WHAT YOU SHOULD DO -
Copy out all lines that carry the word "data".

## Begin

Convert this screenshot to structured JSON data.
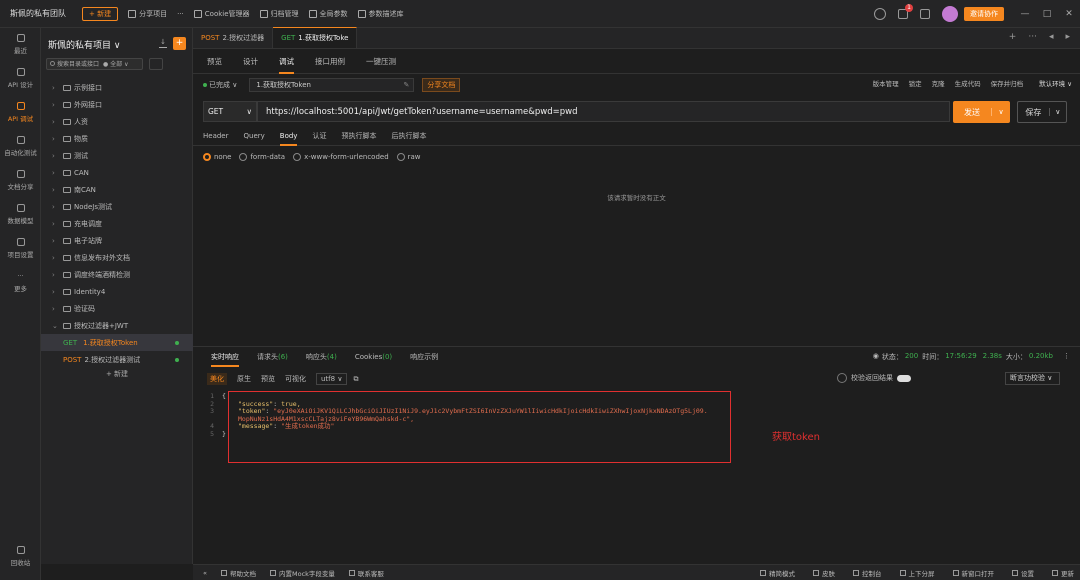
{
  "topbar": {
    "team": "斯佩的私有团队",
    "new_button": "+ 新建",
    "share_project": "分享项目",
    "more": "···",
    "cookie_manager": "Cookie管理器",
    "archive": "归档管理",
    "global_params": "全局参数",
    "param_library": "参数描述库",
    "badge_count": "1",
    "collab": "邀请协作",
    "win_min": "—",
    "win_max": "□",
    "win_close": "✕"
  },
  "rail": [
    {
      "label": "最近",
      "icon": "clock-icon"
    },
    {
      "label": "API 设计",
      "icon": "api-design-icon"
    },
    {
      "label": "API 调试",
      "icon": "api-debug-icon",
      "active": true
    },
    {
      "label": "自动化测试",
      "icon": "automation-icon"
    },
    {
      "label": "文档分享",
      "icon": "doc-share-icon"
    },
    {
      "label": "数据模型",
      "icon": "data-model-icon"
    },
    {
      "label": "项目设置",
      "icon": "settings-icon"
    },
    {
      "label": "更多",
      "icon": "more-icon"
    }
  ],
  "rail_bottom": "回收站",
  "sidebar": {
    "project_title": "斯佩的私有项目 ∨",
    "search_placeholder": "搜索目录或接口",
    "filter": "● 全部 ∨",
    "tree": [
      {
        "label": "示例接口",
        "expanded": false
      },
      {
        "label": "外网接口",
        "expanded": false
      },
      {
        "label": "人资",
        "expanded": false
      },
      {
        "label": "物质",
        "expanded": false
      },
      {
        "label": "测试",
        "expanded": false
      },
      {
        "label": "CAN",
        "expanded": false
      },
      {
        "label": "南CAN",
        "expanded": false
      },
      {
        "label": "NodeJs测试",
        "expanded": false
      },
      {
        "label": "充电调度",
        "expanded": false
      },
      {
        "label": "电子站牌",
        "expanded": false
      },
      {
        "label": "信息发布对外文档",
        "expanded": false
      },
      {
        "label": "调度终端酒精检测",
        "expanded": false
      },
      {
        "label": "Identity4",
        "expanded": false
      },
      {
        "label": "验证码",
        "expanded": false
      },
      {
        "label": "授权过滤器+JWT",
        "expanded": true
      }
    ],
    "children": [
      {
        "method": "GET",
        "label": "1.获取授权Token",
        "active": true
      },
      {
        "method": "POST",
        "label": "2.授权过滤器测试",
        "active": false
      }
    ],
    "add_label": "+ 新建"
  },
  "doc_tabs": [
    {
      "method": "POST",
      "label": "2.授权过滤器",
      "active": false
    },
    {
      "method": "GET",
      "label": "1.获取授权Toke",
      "active": true
    }
  ],
  "tabs_right": {
    "add": "+",
    "more": "···",
    "prev": "◂",
    "next": "▸"
  },
  "subtabs": [
    "预览",
    "设计",
    "调试",
    "接口用例",
    "一键压测"
  ],
  "active_subtab": 2,
  "env_row": {
    "status": "已完成 ∨",
    "name": "1.获取授权Token",
    "share_doc": "分享文档",
    "actions": [
      "版本管理",
      "锁定",
      "克隆",
      "生成代码",
      "保存并归档",
      "默认环境 ∨"
    ]
  },
  "request": {
    "method": "GET",
    "url": "https://localhost:5001/api/Jwt/getToken?username=username&pwd=pwd",
    "send": "发送",
    "save": "保存"
  },
  "req_tabs": [
    "Header",
    "Query",
    "Body",
    "认证",
    "预执行脚本",
    "后执行脚本"
  ],
  "active_req_tab": 2,
  "body_types": [
    "none",
    "form-data",
    "x-www-form-urlencoded",
    "raw"
  ],
  "active_body_type": 0,
  "no_body_text": "该请求暂时没有正文",
  "response": {
    "tabs": [
      {
        "label": "实时响应",
        "count": ""
      },
      {
        "label": "请求头",
        "count": "(6)"
      },
      {
        "label": "响应头",
        "count": "(4)"
      },
      {
        "label": "Cookies",
        "count": "(0)"
      },
      {
        "label": "响应示例",
        "count": ""
      }
    ],
    "status_label": "状态：",
    "status_code": "200",
    "time_label": "时间：",
    "time_value": "17:56:29",
    "duration": "2.38s",
    "size_label": "大小：",
    "size_value": "0.20kb",
    "formats": [
      "美化",
      "原生",
      "预览",
      "可视化"
    ],
    "encoding": "utf8 ∨",
    "verify_label": "校验返回结果",
    "assert_select": "断言功校验 ∨",
    "code": [
      {
        "ln": "1",
        "text": "{"
      },
      {
        "ln": "2",
        "key": "\"success\"",
        "val": "true,",
        "val_type": "bool"
      },
      {
        "ln": "3",
        "key": "\"token\"",
        "val": "\"eyJ0eXAiOiJKV1QiLCJhbGciOiJIUzI1NiJ9.eyJ1c2VybmFtZSI6InVzZXJuYW1lIiwicHdkIjoicHdkIiwiZXhwIjoxNjkxNDAzOTg5Lj09.",
        "val_type": "str"
      },
      {
        "ln": "",
        "val": "MopNuNz1sHdA4M1xscCLTajz8viFeYB96WmQahskd-c\",",
        "val_type": "str"
      },
      {
        "ln": "4",
        "key": "\"message\"",
        "val": "\"生成token成功\"",
        "val_type": "str"
      },
      {
        "ln": "5",
        "text": "}"
      }
    ],
    "annotation": "获取token"
  },
  "statusbar": {
    "left": [
      "帮助文档",
      "内置Mock字段变量",
      "联系客服"
    ],
    "right": [
      "精简模式",
      "皮肤",
      "控制台",
      "上下分屏",
      "新窗口打开",
      "设置",
      "更新"
    ]
  }
}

## End

CORRECT RESPONSE -
Convert this screenshot to structured JSON data.
      "icon": "data-model-icon"
    "form-data",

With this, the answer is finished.